Task details: Reproduce the records below exactly as given.

Data shown:
——

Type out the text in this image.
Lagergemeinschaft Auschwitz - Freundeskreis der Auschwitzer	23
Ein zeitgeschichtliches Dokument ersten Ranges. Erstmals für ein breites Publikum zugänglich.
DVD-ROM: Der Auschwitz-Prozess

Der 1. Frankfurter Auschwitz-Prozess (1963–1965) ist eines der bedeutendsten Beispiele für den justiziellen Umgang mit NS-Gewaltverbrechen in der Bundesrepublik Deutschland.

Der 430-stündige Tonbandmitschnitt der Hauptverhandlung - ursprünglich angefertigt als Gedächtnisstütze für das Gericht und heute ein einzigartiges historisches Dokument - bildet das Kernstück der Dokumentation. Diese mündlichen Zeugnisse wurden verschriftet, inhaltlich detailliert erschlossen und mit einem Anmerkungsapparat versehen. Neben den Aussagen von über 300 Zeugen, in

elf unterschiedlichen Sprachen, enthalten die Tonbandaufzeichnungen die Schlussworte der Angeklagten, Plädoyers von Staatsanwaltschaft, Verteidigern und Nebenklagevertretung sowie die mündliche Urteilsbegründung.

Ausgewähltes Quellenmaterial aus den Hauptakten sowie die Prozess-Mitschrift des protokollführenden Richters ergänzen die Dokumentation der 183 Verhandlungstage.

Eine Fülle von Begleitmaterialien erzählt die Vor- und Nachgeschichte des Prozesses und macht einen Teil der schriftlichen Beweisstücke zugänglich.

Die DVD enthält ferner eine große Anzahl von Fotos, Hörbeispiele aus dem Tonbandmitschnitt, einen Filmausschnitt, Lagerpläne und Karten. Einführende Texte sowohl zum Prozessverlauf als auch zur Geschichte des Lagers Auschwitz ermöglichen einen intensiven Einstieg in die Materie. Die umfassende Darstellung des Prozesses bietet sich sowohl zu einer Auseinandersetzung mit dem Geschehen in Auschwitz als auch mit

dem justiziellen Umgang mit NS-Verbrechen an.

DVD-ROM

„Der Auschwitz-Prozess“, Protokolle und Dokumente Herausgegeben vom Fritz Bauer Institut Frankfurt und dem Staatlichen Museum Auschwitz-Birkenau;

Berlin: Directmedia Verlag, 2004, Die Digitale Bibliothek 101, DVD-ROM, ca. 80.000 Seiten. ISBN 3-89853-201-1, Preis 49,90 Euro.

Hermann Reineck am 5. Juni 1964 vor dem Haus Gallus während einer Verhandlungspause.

——

Output for this exercise:
Type out the text in this image.
Lagergemeinschaft Auschwitz - Freundeskreis der Auschwitzer	23
Ein zeitgeschichtliches Dokument ersten Ranges. Erstmals für ein breites Publikum zugänglich.
DVD-ROM: Der Auschwitz-Prozess

Der 1. Frankfurter Auschwitz-Prozess (1963–1965) ist eines der bedeutendsten Beispiele für den justiziellen Umgang mit NS-Gewaltverbrechen in der Bundesrepublik Deutschland.

Der 430-stündige Tonbandmitschnitt der Hauptverhandlung - ursprünglich angefertigt als Gedächtnisstütze für das Gericht und heute ein einzigartiges historisches Dokument - bildet das Kernstück der Dokumentation. Diese mündlichen Zeugnisse wurden verschriftet, inhaltlich detailliert erschlossen und mit einem Anmerkungsapparat versehen. Neben den Aussagen von über 300 Zeugen, in

elf unterschiedlichen Sprachen, enthalten die Tonbandaufzeichnungen die Schlussworte der Angeklagten, Plädoyers von Staatsanwaltschaft, Verteidigern und Nebenklagevertretung sowie die mündliche Urteilsbegründung.

Ausgewähltes Quellenmaterial aus den Hauptakten sowie die Prozess-Mitschrift des protokollführenden Richters ergänzen die Dokumentation der 183 Verhandlungstage.

Eine Fülle von Begleitmaterialien erzählt die Vor- und Nachgeschichte des Prozesses und macht einen Teil der schriftlichen Beweisstücke zugänglich.

Die DVD enthält ferner eine große Anzahl von Fotos, Hörbeispiele aus dem Tonbandmitschnitt, einen Filmausschnitt, Lagerpläne und Karten. Einführende Texte sowohl zum Prozessverlauf als auch zur Geschichte des Lagers Auschwitz ermöglichen einen intensiven Einstieg in die Materie. Die umfassende Darstellung des Prozesses bietet sich sowohl zu einer Auseinandersetzung mit dem Geschehen in Auschwitz als auch mit

dem justiziellen Umgang mit NS-Verbrechen an.

DVD-ROM

„Der Auschwitz-Prozess“, Protokolle und Dokumente Herausgegeben vom Fritz Bauer Institut Frankfurt und dem Staatlichen Museum Auschwitz-Birkenau;

Berlin: Directmedia Verlag, 2004, Die Digitale Bibliothek 101, DVD-ROM, ca. 80.000 Seiten. ISBN 3-89853-201-1, Preis 49,90 Euro.

Hermann Reineck am 5. Juni 1964 vor dem Haus Gallus während einer Verhandlungspause.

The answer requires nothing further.